-- DATA FOR THIS TASK --
※
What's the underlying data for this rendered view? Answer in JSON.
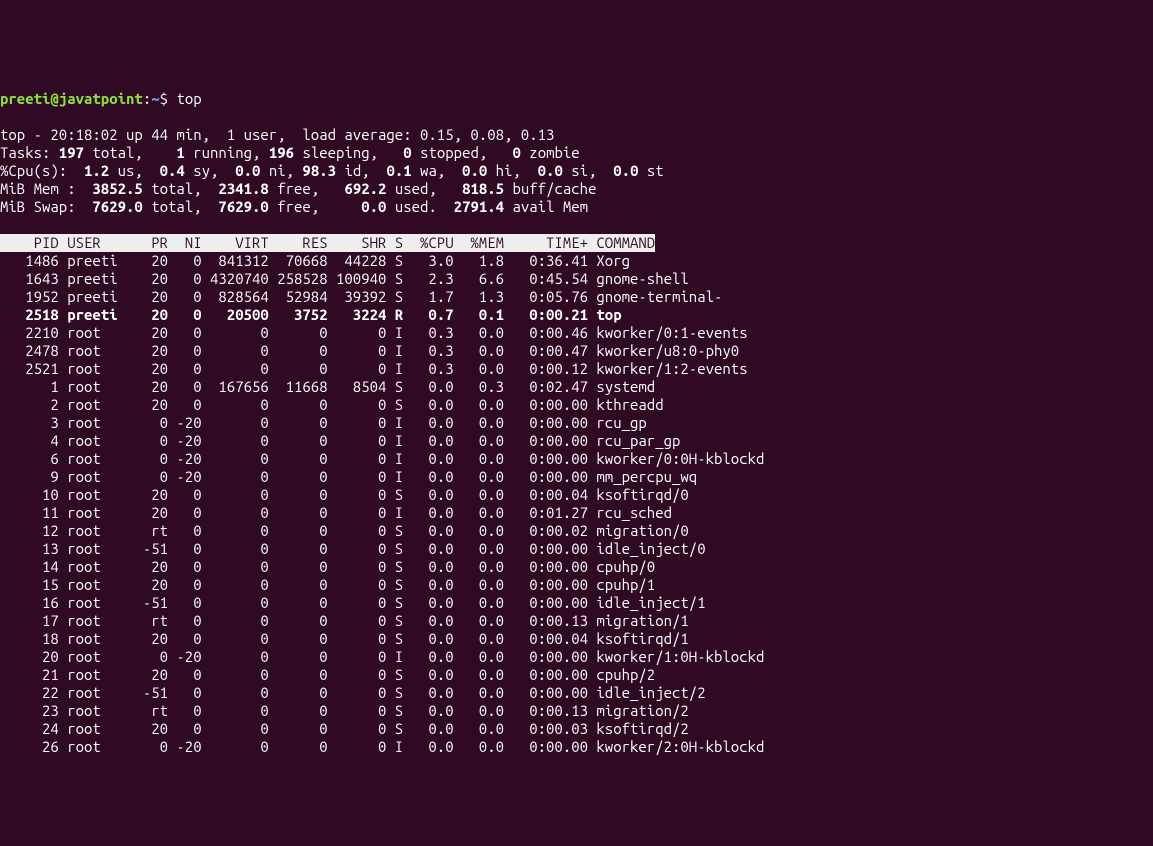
{
  "prompt": {
    "user": "preeti@javatpoint",
    "sep": ":",
    "path": "~",
    "dollar": "$",
    "command": "top"
  },
  "summary": {
    "line1": "top - 20:18:02 up 44 min,  1 user,  load average: 0.15, 0.08, 0.13",
    "tasks_label": "Tasks:",
    "tasks_total": " 197 ",
    "tasks_total_lbl": "total,  ",
    "tasks_running": "  1 ",
    "tasks_running_lbl": "running, ",
    "tasks_sleeping": "196 ",
    "tasks_sleeping_lbl": "sleeping, ",
    "tasks_stopped": "  0 ",
    "tasks_stopped_lbl": "stopped, ",
    "tasks_zombie": "  0 ",
    "tasks_zombie_lbl": "zombie",
    "cpu_label": "%Cpu(s):",
    "cpu_us": "  1.2 ",
    "cpu_us_lbl": "us,",
    "cpu_sy": "  0.4 ",
    "cpu_sy_lbl": "sy,",
    "cpu_ni": "  0.0 ",
    "cpu_ni_lbl": "ni,",
    "cpu_id": " 98.3 ",
    "cpu_id_lbl": "id,",
    "cpu_wa": "  0.1 ",
    "cpu_wa_lbl": "wa,",
    "cpu_hi": "  0.0 ",
    "cpu_hi_lbl": "hi,",
    "cpu_si": "  0.0 ",
    "cpu_si_lbl": "si,",
    "cpu_st": "  0.0 ",
    "cpu_st_lbl": "st",
    "mem_label": "MiB Mem :",
    "mem_total": "  3852.5 ",
    "mem_total_lbl": "total,",
    "mem_free": "  2341.8 ",
    "mem_free_lbl": "free,",
    "mem_used": "   692.2 ",
    "mem_used_lbl": "used,",
    "mem_buff": "   818.5 ",
    "mem_buff_lbl": "buff/cache",
    "swap_label": "MiB Swap:",
    "swap_total": "  7629.0 ",
    "swap_total_lbl": "total,",
    "swap_free": "  7629.0 ",
    "swap_free_lbl": "free,",
    "swap_used": "     0.0 ",
    "swap_used_lbl": "used.",
    "swap_avail": "  2791.4 ",
    "swap_avail_lbl": "avail Mem"
  },
  "headers": "    PID USER      PR  NI    VIRT    RES    SHR S  %CPU  %MEM     TIME+ COMMAND",
  "processes": [
    "   1486 preeti    20   0  841312  70668  44228 S   3.0   1.8   0:36.41 Xorg",
    "   1643 preeti    20   0 4320740 258528 100940 S   2.3   6.6   0:45.54 gnome-shell",
    "   1952 preeti    20   0  828564  52984  39392 S   1.7   1.3   0:05.76 gnome-terminal-",
    "   2518 preeti    20   0   20500   3752   3224 R   0.7   0.1   0:00.21 top",
    "   2210 root      20   0       0      0      0 I   0.3   0.0   0:00.46 kworker/0:1-events",
    "   2478 root      20   0       0      0      0 I   0.3   0.0   0:00.47 kworker/u8:0-phy0",
    "   2521 root      20   0       0      0      0 I   0.3   0.0   0:00.12 kworker/1:2-events",
    "      1 root      20   0  167656  11668   8504 S   0.0   0.3   0:02.47 systemd",
    "      2 root      20   0       0      0      0 S   0.0   0.0   0:00.00 kthreadd",
    "      3 root       0 -20       0      0      0 I   0.0   0.0   0:00.00 rcu_gp",
    "      4 root       0 -20       0      0      0 I   0.0   0.0   0:00.00 rcu_par_gp",
    "      6 root       0 -20       0      0      0 I   0.0   0.0   0:00.00 kworker/0:0H-kblockd",
    "      9 root       0 -20       0      0      0 I   0.0   0.0   0:00.00 mm_percpu_wq",
    "     10 root      20   0       0      0      0 S   0.0   0.0   0:00.04 ksoftirqd/0",
    "     11 root      20   0       0      0      0 I   0.0   0.0   0:01.27 rcu_sched",
    "     12 root      rt   0       0      0      0 S   0.0   0.0   0:00.02 migration/0",
    "     13 root     -51   0       0      0      0 S   0.0   0.0   0:00.00 idle_inject/0",
    "     14 root      20   0       0      0      0 S   0.0   0.0   0:00.00 cpuhp/0",
    "     15 root      20   0       0      0      0 S   0.0   0.0   0:00.00 cpuhp/1",
    "     16 root     -51   0       0      0      0 S   0.0   0.0   0:00.00 idle_inject/1",
    "     17 root      rt   0       0      0      0 S   0.0   0.0   0:00.13 migration/1",
    "     18 root      20   0       0      0      0 S   0.0   0.0   0:00.04 ksoftirqd/1",
    "     20 root       0 -20       0      0      0 I   0.0   0.0   0:00.00 kworker/1:0H-kblockd",
    "     21 root      20   0       0      0      0 S   0.0   0.0   0:00.00 cpuhp/2",
    "     22 root     -51   0       0      0      0 S   0.0   0.0   0:00.00 idle_inject/2",
    "     23 root      rt   0       0      0      0 S   0.0   0.0   0:00.13 migration/2",
    "     24 root      20   0       0      0      0 S   0.0   0.0   0:00.03 ksoftirqd/2",
    "     26 root       0 -20       0      0      0 I   0.0   0.0   0:00.00 kworker/2:0H-kblockd"
  ],
  "highlight_index": 3
}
※
Omit every picture, and otherwise quote the entries exactly.

-- THE COMPLETED TASK --
What's the underlying data for this rendered view? Answer in JSON.
{
  "prompt": {
    "user": "preeti@javatpoint",
    "sep": ":",
    "path": "~",
    "dollar": "$",
    "command": "top"
  },
  "summary": {
    "line1": "top - 20:18:02 up 44 min,  1 user,  load average: 0.15, 0.08, 0.13",
    "tasks_label": "Tasks:",
    "tasks_total": " 197 ",
    "tasks_total_lbl": "total,  ",
    "tasks_running": "  1 ",
    "tasks_running_lbl": "running, ",
    "tasks_sleeping": "196 ",
    "tasks_sleeping_lbl": "sleeping, ",
    "tasks_stopped": "  0 ",
    "tasks_stopped_lbl": "stopped, ",
    "tasks_zombie": "  0 ",
    "tasks_zombie_lbl": "zombie",
    "cpu_label": "%Cpu(s):",
    "cpu_us": "  1.2 ",
    "cpu_us_lbl": "us,",
    "cpu_sy": "  0.4 ",
    "cpu_sy_lbl": "sy,",
    "cpu_ni": "  0.0 ",
    "cpu_ni_lbl": "ni,",
    "cpu_id": " 98.3 ",
    "cpu_id_lbl": "id,",
    "cpu_wa": "  0.1 ",
    "cpu_wa_lbl": "wa,",
    "cpu_hi": "  0.0 ",
    "cpu_hi_lbl": "hi,",
    "cpu_si": "  0.0 ",
    "cpu_si_lbl": "si,",
    "cpu_st": "  0.0 ",
    "cpu_st_lbl": "st",
    "mem_label": "MiB Mem :",
    "mem_total": "  3852.5 ",
    "mem_total_lbl": "total,",
    "mem_free": "  2341.8 ",
    "mem_free_lbl": "free,",
    "mem_used": "   692.2 ",
    "mem_used_lbl": "used,",
    "mem_buff": "   818.5 ",
    "mem_buff_lbl": "buff/cache",
    "swap_label": "MiB Swap:",
    "swap_total": "  7629.0 ",
    "swap_total_lbl": "total,",
    "swap_free": "  7629.0 ",
    "swap_free_lbl": "free,",
    "swap_used": "     0.0 ",
    "swap_used_lbl": "used.",
    "swap_avail": "  2791.4 ",
    "swap_avail_lbl": "avail Mem"
  },
  "headers": "    PID USER      PR  NI    VIRT    RES    SHR S  %CPU  %MEM     TIME+ COMMAND",
  "processes": [
    "   1486 preeti    20   0  841312  70668  44228 S   3.0   1.8   0:36.41 Xorg",
    "   1643 preeti    20   0 4320740 258528 100940 S   2.3   6.6   0:45.54 gnome-shell",
    "   1952 preeti    20   0  828564  52984  39392 S   1.7   1.3   0:05.76 gnome-terminal-",
    "   2518 preeti    20   0   20500   3752   3224 R   0.7   0.1   0:00.21 top",
    "   2210 root      20   0       0      0      0 I   0.3   0.0   0:00.46 kworker/0:1-events",
    "   2478 root      20   0       0      0      0 I   0.3   0.0   0:00.47 kworker/u8:0-phy0",
    "   2521 root      20   0       0      0      0 I   0.3   0.0   0:00.12 kworker/1:2-events",
    "      1 root      20   0  167656  11668   8504 S   0.0   0.3   0:02.47 systemd",
    "      2 root      20   0       0      0      0 S   0.0   0.0   0:00.00 kthreadd",
    "      3 root       0 -20       0      0      0 I   0.0   0.0   0:00.00 rcu_gp",
    "      4 root       0 -20       0      0      0 I   0.0   0.0   0:00.00 rcu_par_gp",
    "      6 root       0 -20       0      0      0 I   0.0   0.0   0:00.00 kworker/0:0H-kblockd",
    "      9 root       0 -20       0      0      0 I   0.0   0.0   0:00.00 mm_percpu_wq",
    "     10 root      20   0       0      0      0 S   0.0   0.0   0:00.04 ksoftirqd/0",
    "     11 root      20   0       0      0      0 I   0.0   0.0   0:01.27 rcu_sched",
    "     12 root      rt   0       0      0      0 S   0.0   0.0   0:00.02 migration/0",
    "     13 root     -51   0       0      0      0 S   0.0   0.0   0:00.00 idle_inject/0",
    "     14 root      20   0       0      0      0 S   0.0   0.0   0:00.00 cpuhp/0",
    "     15 root      20   0       0      0      0 S   0.0   0.0   0:00.00 cpuhp/1",
    "     16 root     -51   0       0      0      0 S   0.0   0.0   0:00.00 idle_inject/1",
    "     17 root      rt   0       0      0      0 S   0.0   0.0   0:00.13 migration/1",
    "     18 root      20   0       0      0      0 S   0.0   0.0   0:00.04 ksoftirqd/1",
    "     20 root       0 -20       0      0      0 I   0.0   0.0   0:00.00 kworker/1:0H-kblockd",
    "     21 root      20   0       0      0      0 S   0.0   0.0   0:00.00 cpuhp/2",
    "     22 root     -51   0       0      0      0 S   0.0   0.0   0:00.00 idle_inject/2",
    "     23 root      rt   0       0      0      0 S   0.0   0.0   0:00.13 migration/2",
    "     24 root      20   0       0      0      0 S   0.0   0.0   0:00.03 ksoftirqd/2",
    "     26 root       0 -20       0      0      0 I   0.0   0.0   0:00.00 kworker/2:0H-kblockd"
  ],
  "highlight_index": 3
}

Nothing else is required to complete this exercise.